>> Begin The data

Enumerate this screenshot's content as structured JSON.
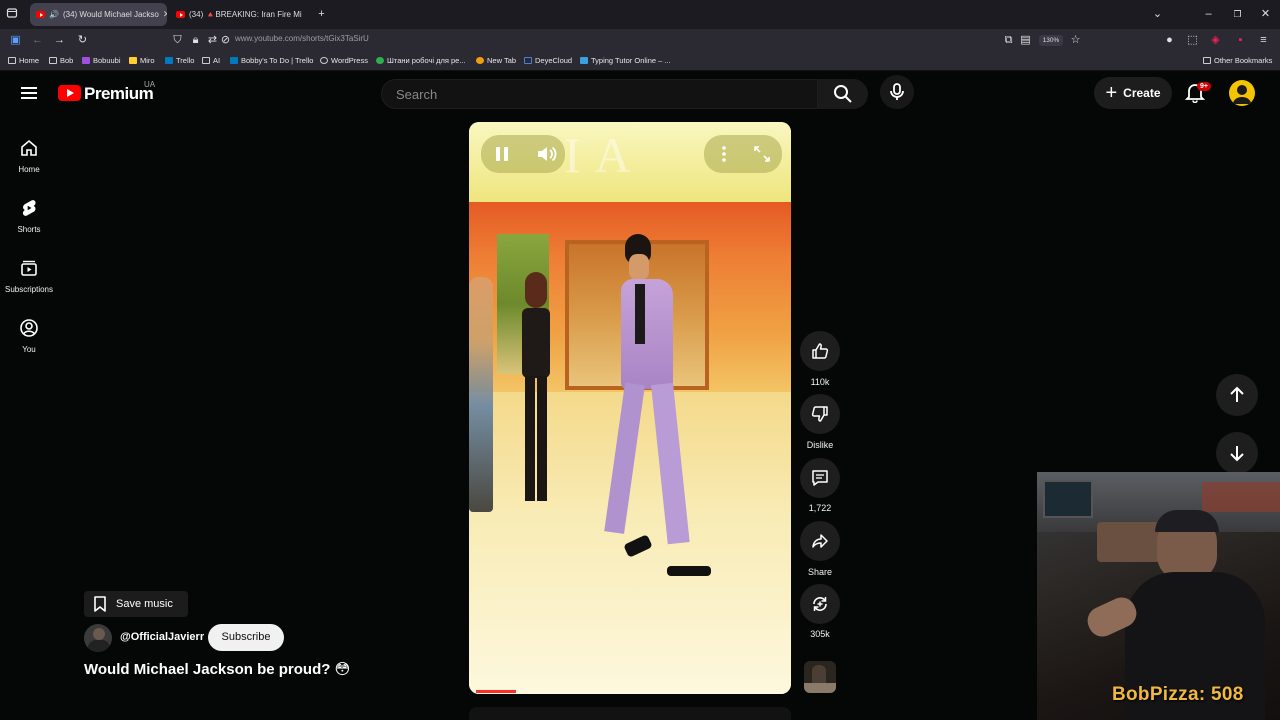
{
  "browser": {
    "tabs": [
      {
        "label": "(34) Would Michael Jackso",
        "active": true
      },
      {
        "label": "(34) 🔺BREAKING: Iran Fire Mi",
        "active": false
      }
    ],
    "url": "www.youtube.com/shorts/tGix3TaSirU",
    "zoom": "130%",
    "bookmarks": [
      "Home",
      "Bob",
      "Bobuubi",
      "Miro",
      "Trello",
      "AI",
      "Bobby's To Do | Trello",
      "WordPress",
      "Штани робочі для ре...",
      "New Tab",
      "DeyeCloud",
      "Typing Tutor Online – ..."
    ],
    "other_bookmarks": "Other Bookmarks"
  },
  "masthead": {
    "logo_text": "Premium",
    "region": "UA",
    "search_placeholder": "Search",
    "create_label": "Create",
    "notification_count": "9+"
  },
  "sidebar": {
    "items": [
      {
        "label": "Home",
        "icon": "home-icon"
      },
      {
        "label": "Shorts",
        "icon": "shorts-icon"
      },
      {
        "label": "Subscriptions",
        "icon": "subscriptions-icon"
      },
      {
        "label": "You",
        "icon": "you-icon"
      }
    ]
  },
  "short": {
    "overlay_watermark": "IA",
    "actions": {
      "like_count": "110k",
      "dislike_label": "Dislike",
      "comment_count": "1,722",
      "share_label": "Share",
      "remix_count": "305k"
    },
    "save_music_label": "Save music",
    "channel": "@OfficialJavierr",
    "subscribe_label": "Subscribe",
    "title": "Would Michael Jackson be proud? 😳"
  },
  "stream_overlay": {
    "text": "BobPizza: 508"
  },
  "colors": {
    "yt_red": "#ff0000",
    "background": "#0f0f0f",
    "overlay_text": "#f0b840"
  }
}
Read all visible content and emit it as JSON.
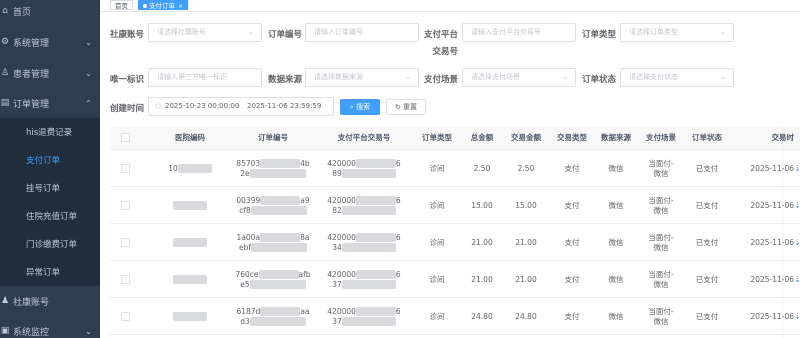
{
  "sidebar": {
    "items": [
      {
        "label": "首页",
        "icon": "home-icon"
      },
      {
        "label": "系统管理",
        "icon": "settings-icon"
      },
      {
        "label": "患者管理",
        "icon": "user-icon"
      },
      {
        "label": "订单管理",
        "icon": "order-icon"
      }
    ],
    "sub_items": [
      {
        "label": "his退费记录"
      },
      {
        "label": "支付订单"
      },
      {
        "label": "挂号订单"
      },
      {
        "label": "住院充值订单"
      },
      {
        "label": "门诊缴费订单"
      },
      {
        "label": "异常订单"
      }
    ],
    "bottom_items": [
      {
        "label": "社康账号",
        "icon": "account-icon"
      },
      {
        "label": "系统监控",
        "icon": "monitor-icon"
      }
    ]
  },
  "tabs": [
    {
      "label": "首页"
    },
    {
      "label": "支付订单",
      "close": "×"
    }
  ],
  "filters": {
    "shekang_label": "社康账号",
    "shekang_placeholder": "请选择社康账号",
    "order_no_label": "订单编号",
    "order_no_placeholder": "请输入订单编号",
    "pay_platform_label_1": "支付平台",
    "pay_platform_label_2": "交易号",
    "pay_platform_placeholder": "请输入支付平台交易号",
    "order_type_label": "订单类型",
    "order_type_placeholder": "请选择订单类型",
    "unique_id_label": "唯一标识",
    "unique_id_placeholder": "请输入第三方唯一标识",
    "data_source_label": "数据来源",
    "data_source_placeholder": "请选择数据来源",
    "pay_scene_label": "支付场景",
    "pay_scene_placeholder": "请选择支付场景",
    "order_status_label": "订单状态",
    "order_status_placeholder": "请选择支付状态",
    "created_label": "创建时间",
    "date_start": "2025-10-23 00:00:00",
    "date_sep": "-",
    "date_end": "2025-11-06 23:59:59",
    "search_btn": "搜索",
    "reset_btn": "重置"
  },
  "table": {
    "headers": [
      "医院编码",
      "订单编号",
      "支付平台交易号",
      "订单类型",
      "总金额",
      "交易金额",
      "交易类型",
      "数据来源",
      "支付场景",
      "订单状态",
      "交易时"
    ],
    "rows": [
      {
        "hosp": "10",
        "order_a": "85703",
        "order_a_end": "4b",
        "order_b": "2e",
        "trade_a": "420000",
        "trade_a_end": "6",
        "trade_b": "89",
        "type": "诊间",
        "total": "2.50",
        "amount": "2.50",
        "trade_type": "支付",
        "source": "微信",
        "scene_1": "当面付-",
        "scene_2": "微信",
        "status": "已支付",
        "time": "2025-11-06"
      },
      {
        "hosp": "",
        "order_a": "00399",
        "order_a_end": "a9",
        "order_b": "cf8",
        "trade_a": "420000",
        "trade_a_end": "6",
        "trade_b": "82",
        "type": "诊间",
        "total": "15.00",
        "amount": "15.00",
        "trade_type": "支付",
        "source": "微信",
        "scene_1": "当面付-",
        "scene_2": "微信",
        "status": "已支付",
        "time": "2025-11-06"
      },
      {
        "hosp": "",
        "order_a": "1a00a",
        "order_a_end": "8a",
        "order_b": "ebf",
        "trade_a": "420000",
        "trade_a_end": "6",
        "trade_b": "34",
        "type": "诊间",
        "total": "21.00",
        "amount": "21.00",
        "trade_type": "支付",
        "source": "微信",
        "scene_1": "当面付-",
        "scene_2": "微信",
        "status": "已支付",
        "time": "2025-11-06"
      },
      {
        "hosp": "",
        "order_a": "760ce",
        "order_a_end": "afb",
        "order_b": "e5",
        "trade_a": "420000",
        "trade_a_end": "6",
        "trade_b": "37",
        "type": "诊间",
        "total": "21.00",
        "amount": "21.00",
        "trade_type": "支付",
        "source": "微信",
        "scene_1": "当面付-",
        "scene_2": "微信",
        "status": "已支付",
        "time": "2025-11-06"
      },
      {
        "hosp": "",
        "order_a": "6187d",
        "order_a_end": "aa",
        "order_b": "d3",
        "trade_a": "420000",
        "trade_a_end": "6",
        "trade_b": "37",
        "type": "诊间",
        "total": "24.80",
        "amount": "24.80",
        "trade_type": "支付",
        "source": "微信",
        "scene_1": "当面付-",
        "scene_2": "微信",
        "status": "已支付",
        "time": "2025-11-06"
      }
    ]
  },
  "colors": {
    "sidebar_bg": "#2f3d50",
    "submenu_bg": "#1f2d3d",
    "accent": "#409eff"
  }
}
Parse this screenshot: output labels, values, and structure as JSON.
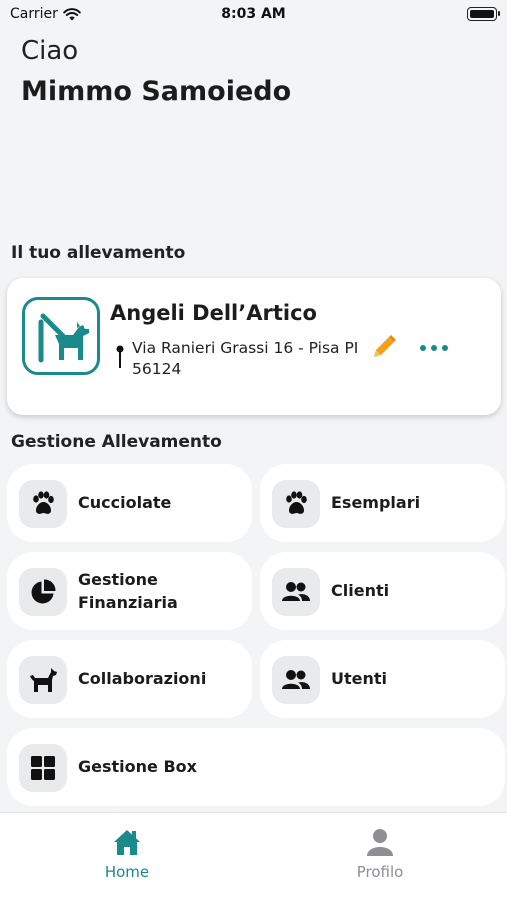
{
  "status": {
    "carrier": "Carrier",
    "time": "8:03 AM"
  },
  "greeting": "Ciao",
  "user_name": "Mimmo Samoiedo",
  "breeding": {
    "section_title": "Il tuo allevamento",
    "name": "Angeli Dell’Artico",
    "address": "Via Ranieri Grassi 16 - Pisa PI 56124"
  },
  "management": {
    "section_title": "Gestione Allevamento",
    "tiles": [
      {
        "label": "Cucciolate",
        "icon": "paw-icon"
      },
      {
        "label": "Esemplari",
        "icon": "paw-icon"
      },
      {
        "label": "Gestione Finanziaria",
        "icon": "pie-chart-icon"
      },
      {
        "label": "Clienti",
        "icon": "people-icon"
      },
      {
        "label": "Collaborazioni",
        "icon": "dog-icon"
      },
      {
        "label": "Utenti",
        "icon": "people-icon"
      },
      {
        "label": "Gestione Box",
        "icon": "grid-icon"
      }
    ]
  },
  "tabs": [
    {
      "label": "Home",
      "icon": "home-icon",
      "active": true
    },
    {
      "label": "Profilo",
      "icon": "person-icon",
      "active": false
    }
  ],
  "colors": {
    "accent": "#1a8a8a",
    "edit": "#f0a21a",
    "inactive_tab": "#8e8e93"
  }
}
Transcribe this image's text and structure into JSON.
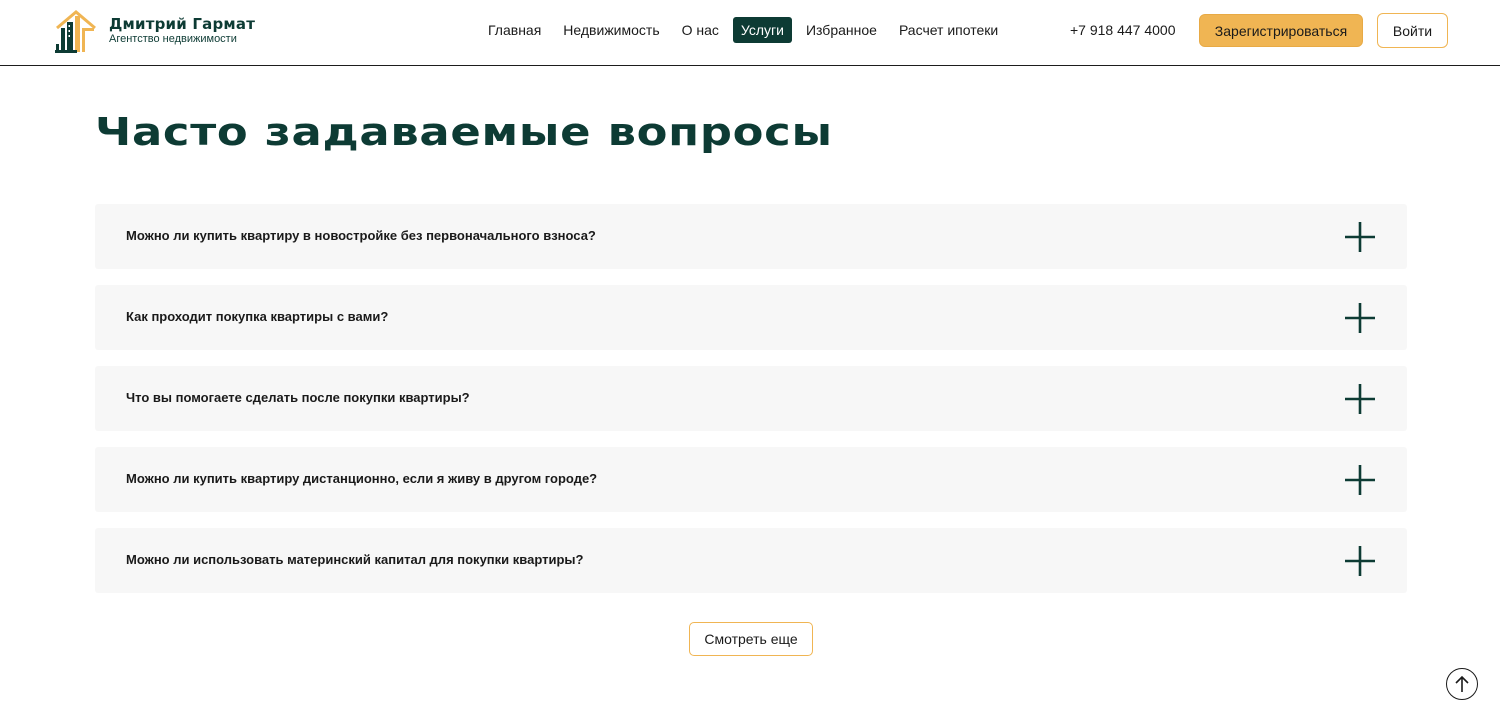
{
  "header": {
    "logo": {
      "name": "Дмитрий Гармат",
      "subtitle": "Агентство недвижимости"
    },
    "nav": [
      {
        "label": "Главная",
        "active": false
      },
      {
        "label": "Недвижимость",
        "active": false
      },
      {
        "label": "О нас",
        "active": false
      },
      {
        "label": "Услуги",
        "active": true
      },
      {
        "label": "Избранное",
        "active": false
      },
      {
        "label": "Расчет ипотеки",
        "active": false
      }
    ],
    "phone": "+7 918 447 4000",
    "register_label": "Зарегистрироваться",
    "login_label": "Войти"
  },
  "faq": {
    "title": "Часто задаваемые вопросы",
    "items": [
      {
        "question": "Можно ли купить квартиру в новостройке без первоначального взноса?"
      },
      {
        "question": "Как проходит покупка квартиры с вами?"
      },
      {
        "question": "Что вы помогаете сделать после покупки квартиры?"
      },
      {
        "question": "Можно ли купить квартиру дистанционно, если я живу в другом городе?"
      },
      {
        "question": "Можно ли использовать материнский капитал для покупки квартиры?"
      }
    ],
    "more_label": "Смотреть еще"
  },
  "icons": {
    "expand": "plus-icon",
    "scroll_top": "arrow-up-icon"
  },
  "colors": {
    "brand_dark": "#0d3b34",
    "accent": "#f0b553",
    "card_bg": "#f7f7f7"
  }
}
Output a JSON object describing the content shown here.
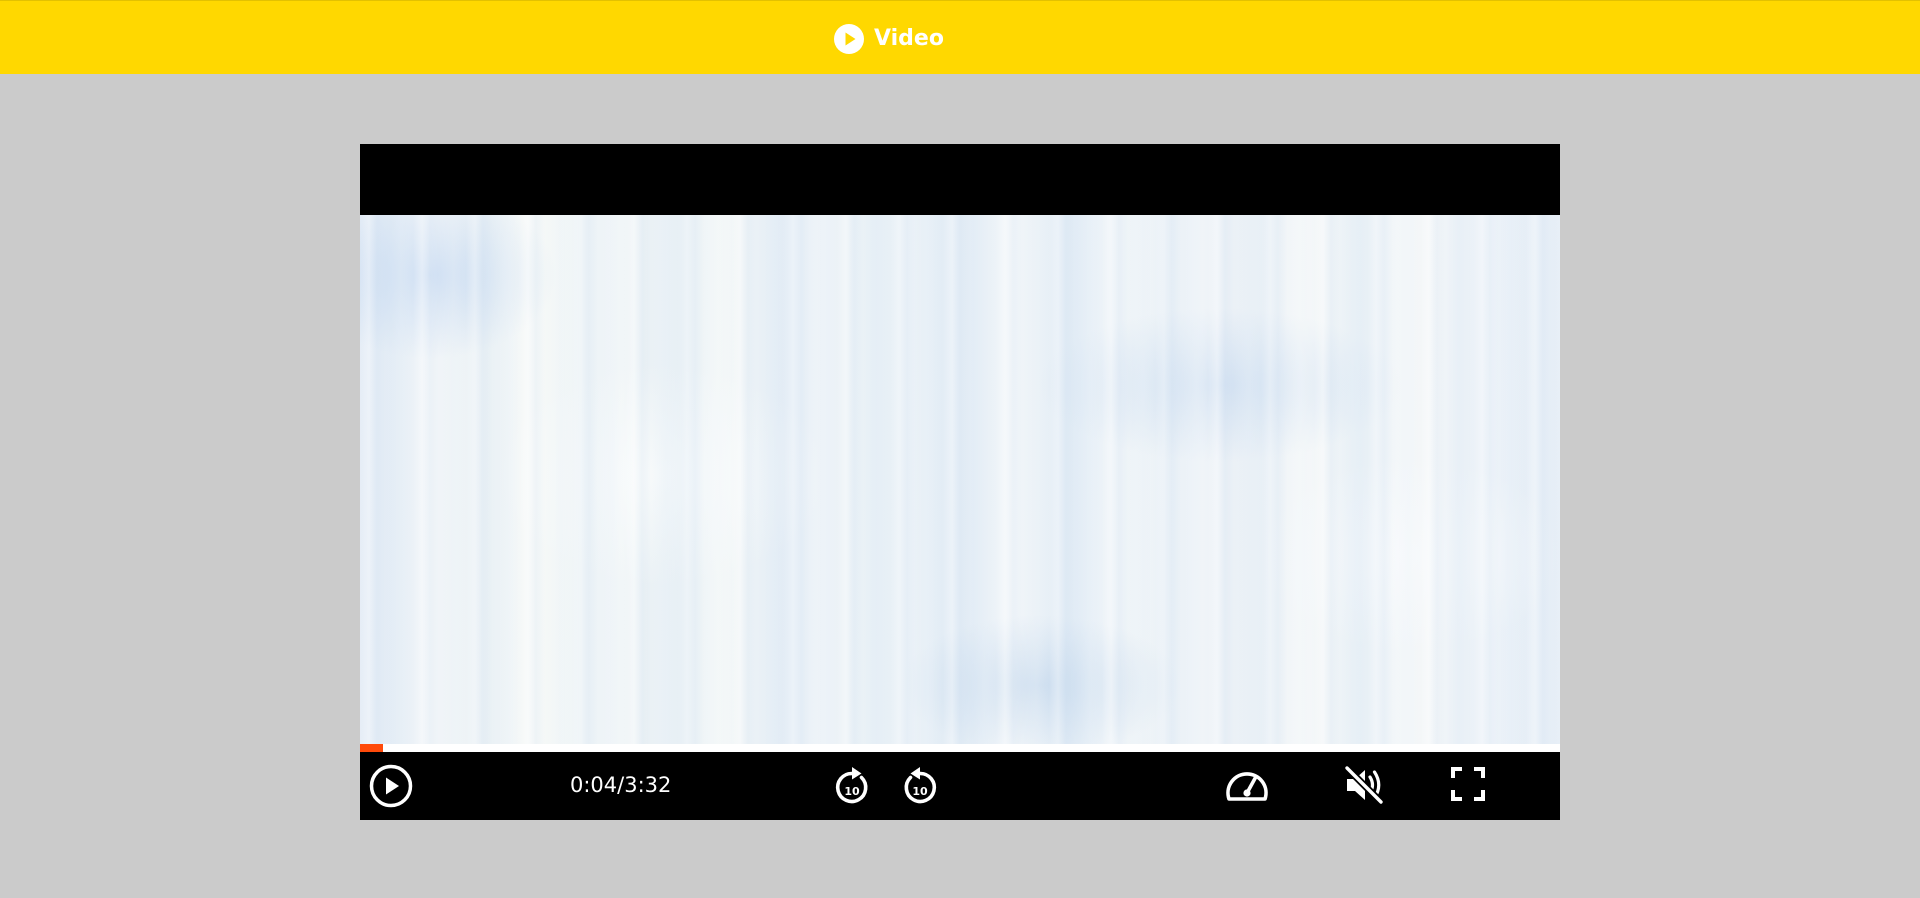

>> End The data

▶ **Instructions for the task**
The lines to be quoted run from the line containing "Transcribe this image's" through the end of the entries above, both included; quote them exactly and leave out any pictures.

▶ **Exercise result**
Transcribe this image's text and structure into JSON.
{
  "header": {
    "logo": {
      "name": "Дмитрий Гармат",
      "subtitle": "Агентство недвижимости"
    },
    "nav": [
      {
        "label": "Главная",
        "active": false
      },
      {
        "label": "Недвижимость",
        "active": false
      },
      {
        "label": "О нас",
        "active": false
      },
      {
        "label": "Услуги",
        "active": true
      },
      {
        "label": "Избранное",
        "active": false
      },
      {
        "label": "Расчет ипотеки",
        "active": false
      }
    ],
    "phone": "+7 918 447 4000",
    "register_label": "Зарегистрироваться",
    "login_label": "Войти"
  },
  "faq": {
    "title": "Часто задаваемые вопросы",
    "items": [
      {
        "question": "Можно ли купить квартиру в новостройке без первоначального взноса?"
      },
      {
        "question": "Как проходит покупка квартиры с вами?"
      },
      {
        "question": "Что вы помогаете сделать после покупки квартиры?"
      },
      {
        "question": "Можно ли купить квартиру дистанционно, если я живу в другом городе?"
      },
      {
        "question": "Можно ли использовать материнский капитал для покупки квартиры?"
      }
    ],
    "more_label": "Смотреть еще"
  },
  "icons": {
    "expand": "plus-icon",
    "scroll_top": "arrow-up-icon"
  },
  "colors": {
    "brand_dark": "#0d3b34",
    "accent": "#f0b553",
    "card_bg": "#f7f7f7"
  }
}
Output a JSON object describing the content shown here.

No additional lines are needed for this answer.